Copy, from the entries below, each line where the word "image" can be found.

> Data for this exercise:
****************************************

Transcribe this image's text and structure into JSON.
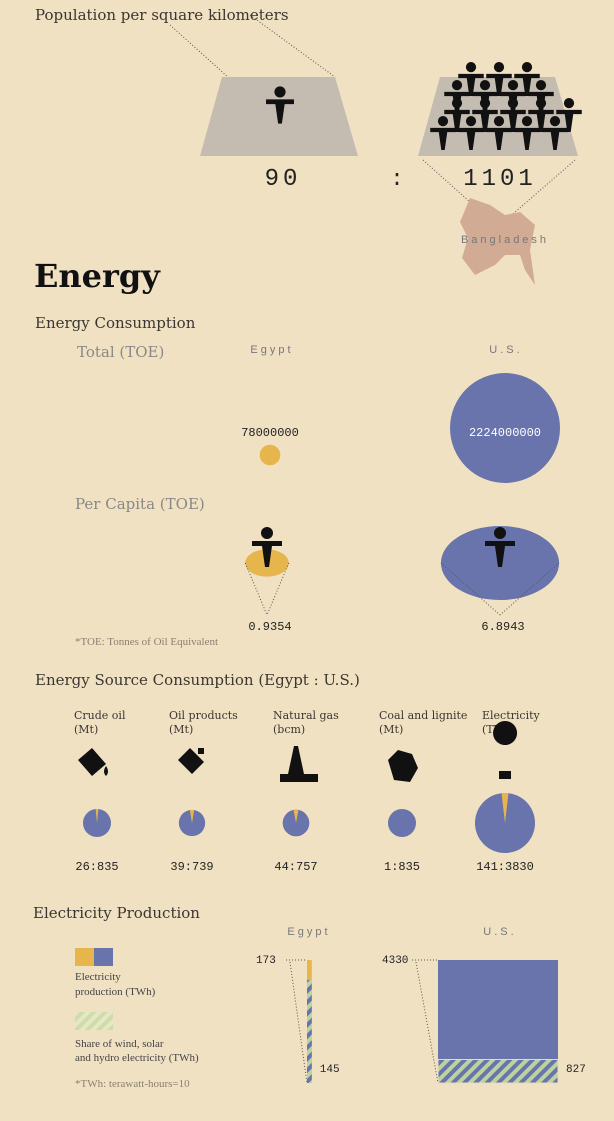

****************************************

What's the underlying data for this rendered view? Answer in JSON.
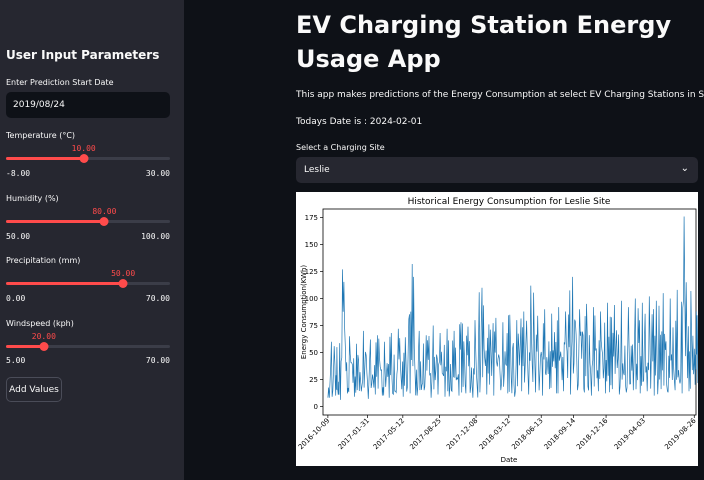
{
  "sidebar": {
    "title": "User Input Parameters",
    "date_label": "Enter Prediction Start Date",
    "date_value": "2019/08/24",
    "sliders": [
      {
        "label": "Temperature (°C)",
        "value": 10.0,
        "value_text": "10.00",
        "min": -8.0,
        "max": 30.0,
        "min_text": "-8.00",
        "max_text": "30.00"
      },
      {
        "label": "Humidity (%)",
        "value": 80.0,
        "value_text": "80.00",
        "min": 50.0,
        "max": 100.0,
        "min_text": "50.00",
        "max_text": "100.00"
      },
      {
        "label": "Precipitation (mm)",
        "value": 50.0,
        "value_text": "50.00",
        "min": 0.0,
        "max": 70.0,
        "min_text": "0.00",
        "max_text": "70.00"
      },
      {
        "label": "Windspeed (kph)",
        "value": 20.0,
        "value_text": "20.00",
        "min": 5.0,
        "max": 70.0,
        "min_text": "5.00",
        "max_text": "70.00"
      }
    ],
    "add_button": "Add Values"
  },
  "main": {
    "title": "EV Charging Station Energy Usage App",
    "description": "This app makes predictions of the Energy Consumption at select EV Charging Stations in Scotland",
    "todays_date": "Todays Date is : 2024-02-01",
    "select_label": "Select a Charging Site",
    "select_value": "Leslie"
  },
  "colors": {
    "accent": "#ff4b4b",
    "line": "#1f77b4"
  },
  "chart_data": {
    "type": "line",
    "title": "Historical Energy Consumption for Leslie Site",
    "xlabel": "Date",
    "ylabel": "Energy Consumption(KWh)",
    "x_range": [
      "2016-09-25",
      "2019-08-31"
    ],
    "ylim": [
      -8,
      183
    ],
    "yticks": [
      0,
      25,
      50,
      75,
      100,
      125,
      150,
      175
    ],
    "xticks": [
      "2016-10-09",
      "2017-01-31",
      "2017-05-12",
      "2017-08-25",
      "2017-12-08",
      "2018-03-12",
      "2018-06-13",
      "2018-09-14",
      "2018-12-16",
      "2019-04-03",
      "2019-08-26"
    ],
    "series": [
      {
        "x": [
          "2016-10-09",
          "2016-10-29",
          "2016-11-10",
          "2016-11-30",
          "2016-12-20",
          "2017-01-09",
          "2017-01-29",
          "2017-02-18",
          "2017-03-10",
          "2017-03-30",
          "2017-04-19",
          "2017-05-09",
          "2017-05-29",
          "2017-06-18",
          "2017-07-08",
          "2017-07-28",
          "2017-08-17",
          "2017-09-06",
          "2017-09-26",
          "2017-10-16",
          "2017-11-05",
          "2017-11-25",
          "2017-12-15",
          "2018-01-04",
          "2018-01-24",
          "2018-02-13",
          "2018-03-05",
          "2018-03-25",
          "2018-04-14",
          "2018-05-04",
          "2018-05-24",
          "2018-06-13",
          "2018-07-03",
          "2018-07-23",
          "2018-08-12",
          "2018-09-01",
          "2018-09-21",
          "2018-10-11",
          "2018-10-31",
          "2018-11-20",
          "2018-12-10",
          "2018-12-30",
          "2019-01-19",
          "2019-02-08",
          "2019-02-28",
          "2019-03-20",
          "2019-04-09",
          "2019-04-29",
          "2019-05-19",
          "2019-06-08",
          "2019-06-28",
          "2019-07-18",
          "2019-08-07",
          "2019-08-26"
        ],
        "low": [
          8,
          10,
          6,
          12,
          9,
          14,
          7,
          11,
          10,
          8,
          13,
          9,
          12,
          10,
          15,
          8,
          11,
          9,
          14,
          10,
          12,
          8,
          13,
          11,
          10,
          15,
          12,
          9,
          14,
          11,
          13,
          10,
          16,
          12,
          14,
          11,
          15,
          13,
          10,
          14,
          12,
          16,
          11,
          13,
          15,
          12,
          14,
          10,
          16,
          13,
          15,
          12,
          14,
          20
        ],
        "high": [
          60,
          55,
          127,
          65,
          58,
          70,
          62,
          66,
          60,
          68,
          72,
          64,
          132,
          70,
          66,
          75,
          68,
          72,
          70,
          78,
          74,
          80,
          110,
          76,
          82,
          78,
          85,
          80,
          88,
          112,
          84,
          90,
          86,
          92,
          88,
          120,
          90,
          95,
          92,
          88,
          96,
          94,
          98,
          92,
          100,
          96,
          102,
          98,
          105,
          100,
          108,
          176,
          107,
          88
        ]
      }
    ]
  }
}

****************************************

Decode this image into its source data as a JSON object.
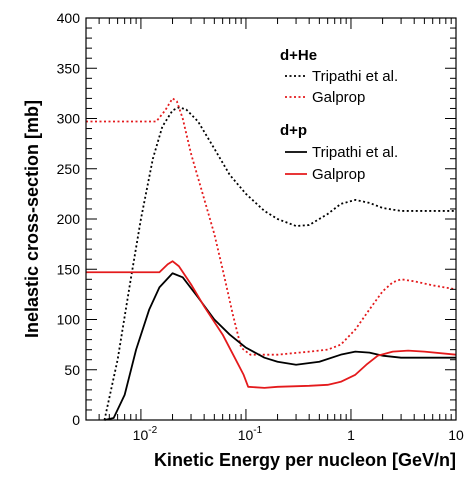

****************************************

> Answer to the exercise:
Transcribe this image's text and structure into JSON.
Decode this image into its source data as a JSON object.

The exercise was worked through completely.